### STATED TASK
Look through the data for the string "thấy". Copy every line where it is found.
━━ WORKING DATA ━━
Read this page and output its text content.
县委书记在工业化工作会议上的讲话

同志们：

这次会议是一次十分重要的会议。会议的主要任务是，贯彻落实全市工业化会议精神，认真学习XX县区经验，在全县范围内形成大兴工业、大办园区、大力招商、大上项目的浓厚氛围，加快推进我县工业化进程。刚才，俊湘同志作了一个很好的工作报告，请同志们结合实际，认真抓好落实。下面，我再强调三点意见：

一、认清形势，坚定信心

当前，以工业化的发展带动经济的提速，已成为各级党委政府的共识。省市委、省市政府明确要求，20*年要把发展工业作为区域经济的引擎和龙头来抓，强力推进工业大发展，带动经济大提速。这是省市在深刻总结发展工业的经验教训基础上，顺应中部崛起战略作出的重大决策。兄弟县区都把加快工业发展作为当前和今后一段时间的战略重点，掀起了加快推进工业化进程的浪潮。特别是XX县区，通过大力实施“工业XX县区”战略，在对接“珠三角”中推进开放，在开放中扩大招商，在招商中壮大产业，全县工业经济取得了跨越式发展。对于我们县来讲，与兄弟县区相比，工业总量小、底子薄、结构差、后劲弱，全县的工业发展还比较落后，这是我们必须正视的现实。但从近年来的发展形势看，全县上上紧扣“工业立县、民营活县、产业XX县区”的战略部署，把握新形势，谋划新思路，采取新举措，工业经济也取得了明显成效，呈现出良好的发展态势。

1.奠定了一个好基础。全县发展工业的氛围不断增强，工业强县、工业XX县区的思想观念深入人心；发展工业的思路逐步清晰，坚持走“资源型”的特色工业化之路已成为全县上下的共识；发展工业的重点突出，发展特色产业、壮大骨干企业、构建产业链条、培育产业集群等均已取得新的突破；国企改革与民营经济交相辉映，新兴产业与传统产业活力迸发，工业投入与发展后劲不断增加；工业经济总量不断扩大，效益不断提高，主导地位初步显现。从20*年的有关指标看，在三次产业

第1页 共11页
━━━
━━ WORKING DATA ━━
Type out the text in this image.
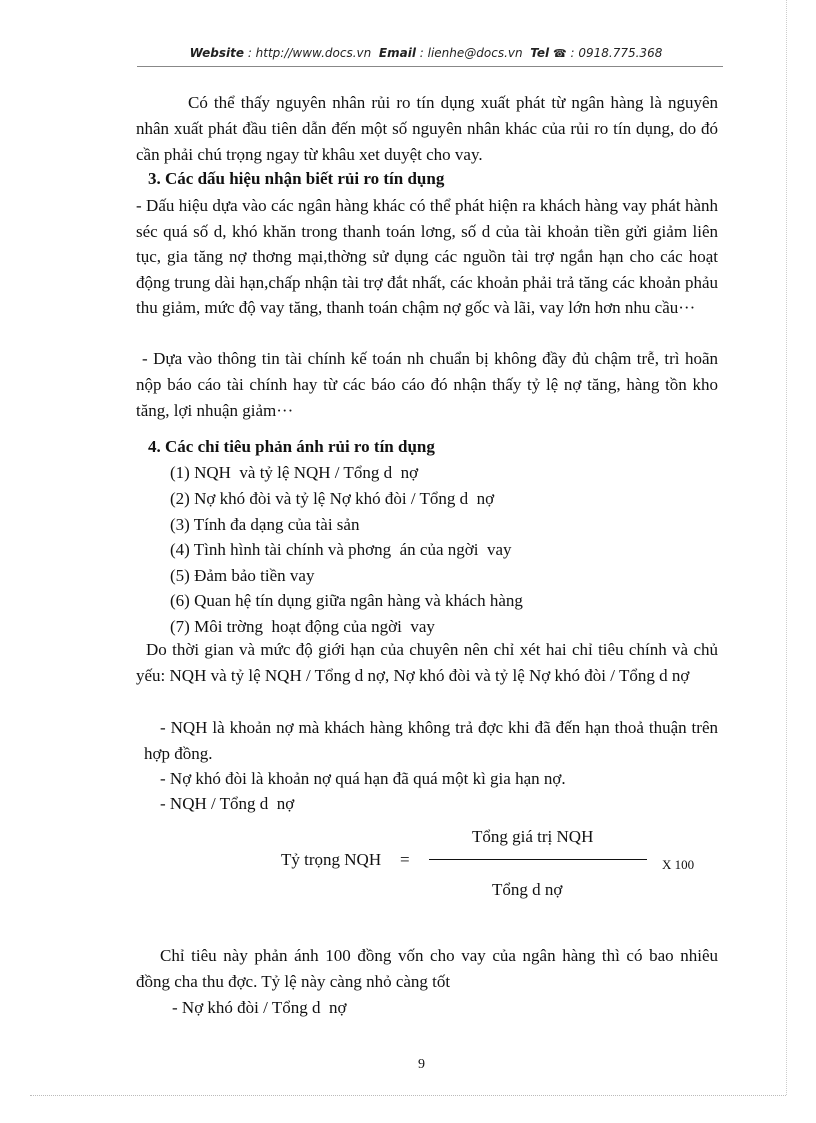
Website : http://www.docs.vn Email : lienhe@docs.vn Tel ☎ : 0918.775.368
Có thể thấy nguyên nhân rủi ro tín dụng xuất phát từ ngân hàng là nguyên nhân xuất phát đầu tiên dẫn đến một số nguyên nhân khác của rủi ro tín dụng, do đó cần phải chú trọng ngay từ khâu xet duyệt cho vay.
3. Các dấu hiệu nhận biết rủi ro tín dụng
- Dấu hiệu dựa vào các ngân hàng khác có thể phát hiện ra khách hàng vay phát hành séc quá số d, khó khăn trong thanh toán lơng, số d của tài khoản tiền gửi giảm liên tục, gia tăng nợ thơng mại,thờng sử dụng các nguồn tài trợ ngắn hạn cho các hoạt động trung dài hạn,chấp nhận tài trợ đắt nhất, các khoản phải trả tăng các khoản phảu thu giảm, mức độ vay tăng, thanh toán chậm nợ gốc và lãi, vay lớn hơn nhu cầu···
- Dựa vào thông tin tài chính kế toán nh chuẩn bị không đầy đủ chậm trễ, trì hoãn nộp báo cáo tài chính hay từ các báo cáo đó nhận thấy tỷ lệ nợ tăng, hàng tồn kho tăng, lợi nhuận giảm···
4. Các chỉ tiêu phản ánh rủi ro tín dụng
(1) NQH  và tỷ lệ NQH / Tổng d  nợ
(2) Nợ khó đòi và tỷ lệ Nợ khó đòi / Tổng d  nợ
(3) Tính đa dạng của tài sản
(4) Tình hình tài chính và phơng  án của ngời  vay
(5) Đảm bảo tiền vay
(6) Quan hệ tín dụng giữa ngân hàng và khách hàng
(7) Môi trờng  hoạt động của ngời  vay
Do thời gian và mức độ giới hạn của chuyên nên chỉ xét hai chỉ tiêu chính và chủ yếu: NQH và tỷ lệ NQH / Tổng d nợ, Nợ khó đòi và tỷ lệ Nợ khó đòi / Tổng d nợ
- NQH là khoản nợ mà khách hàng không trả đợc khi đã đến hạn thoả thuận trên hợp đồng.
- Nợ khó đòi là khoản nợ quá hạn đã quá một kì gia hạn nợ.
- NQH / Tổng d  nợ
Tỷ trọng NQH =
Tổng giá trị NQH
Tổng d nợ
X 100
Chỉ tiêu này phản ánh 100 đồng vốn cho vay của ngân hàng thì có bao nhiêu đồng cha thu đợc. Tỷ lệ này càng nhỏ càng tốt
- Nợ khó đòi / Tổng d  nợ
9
━━━
━━ WORKING DATA ━━
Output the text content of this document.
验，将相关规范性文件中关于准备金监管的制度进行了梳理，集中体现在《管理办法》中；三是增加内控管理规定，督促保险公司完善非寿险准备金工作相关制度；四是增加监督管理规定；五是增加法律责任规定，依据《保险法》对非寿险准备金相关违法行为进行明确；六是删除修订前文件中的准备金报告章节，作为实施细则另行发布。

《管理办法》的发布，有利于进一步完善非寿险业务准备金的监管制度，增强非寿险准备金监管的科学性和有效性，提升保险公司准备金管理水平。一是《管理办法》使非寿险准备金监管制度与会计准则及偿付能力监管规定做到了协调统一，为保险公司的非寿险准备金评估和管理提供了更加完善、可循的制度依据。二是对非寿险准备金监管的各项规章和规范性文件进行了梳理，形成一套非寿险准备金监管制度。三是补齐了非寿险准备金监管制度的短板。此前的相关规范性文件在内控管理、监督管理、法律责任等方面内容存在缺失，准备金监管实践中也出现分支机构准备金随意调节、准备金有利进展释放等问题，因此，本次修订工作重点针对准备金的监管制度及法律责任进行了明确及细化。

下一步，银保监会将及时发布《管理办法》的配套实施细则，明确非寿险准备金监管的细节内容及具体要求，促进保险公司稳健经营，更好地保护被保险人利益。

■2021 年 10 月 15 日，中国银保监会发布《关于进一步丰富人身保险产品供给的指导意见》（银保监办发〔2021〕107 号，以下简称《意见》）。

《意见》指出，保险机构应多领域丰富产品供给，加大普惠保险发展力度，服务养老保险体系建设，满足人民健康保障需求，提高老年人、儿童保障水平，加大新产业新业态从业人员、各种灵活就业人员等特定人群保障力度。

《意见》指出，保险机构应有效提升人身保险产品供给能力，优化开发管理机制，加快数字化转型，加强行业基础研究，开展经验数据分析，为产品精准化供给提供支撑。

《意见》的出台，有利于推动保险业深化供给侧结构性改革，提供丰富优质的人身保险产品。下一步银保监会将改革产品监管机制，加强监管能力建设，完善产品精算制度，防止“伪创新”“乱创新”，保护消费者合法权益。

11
━━━
### EXERCISE ANSWER
Có thể thấy nguyên nhân rủi ro tín dụng xuất phát từ ngân hàng là nguyên nhân xuất phát đầu tiên dẫn đến một số nguyên nhân khác của rủi ro tín dụng, do đó cần phải chú trọng ngay từ khâu xet duyệt cho vay.
- Dựa vào thông tin tài chính kế toán nh chuẩn bị không đầy đủ chậm trễ, trì hoãn nộp báo cáo tài chính hay từ các báo cáo đó nhận thấy tỷ lệ nợ tăng, hàng tồn kho tăng, lợi nhuận giảm···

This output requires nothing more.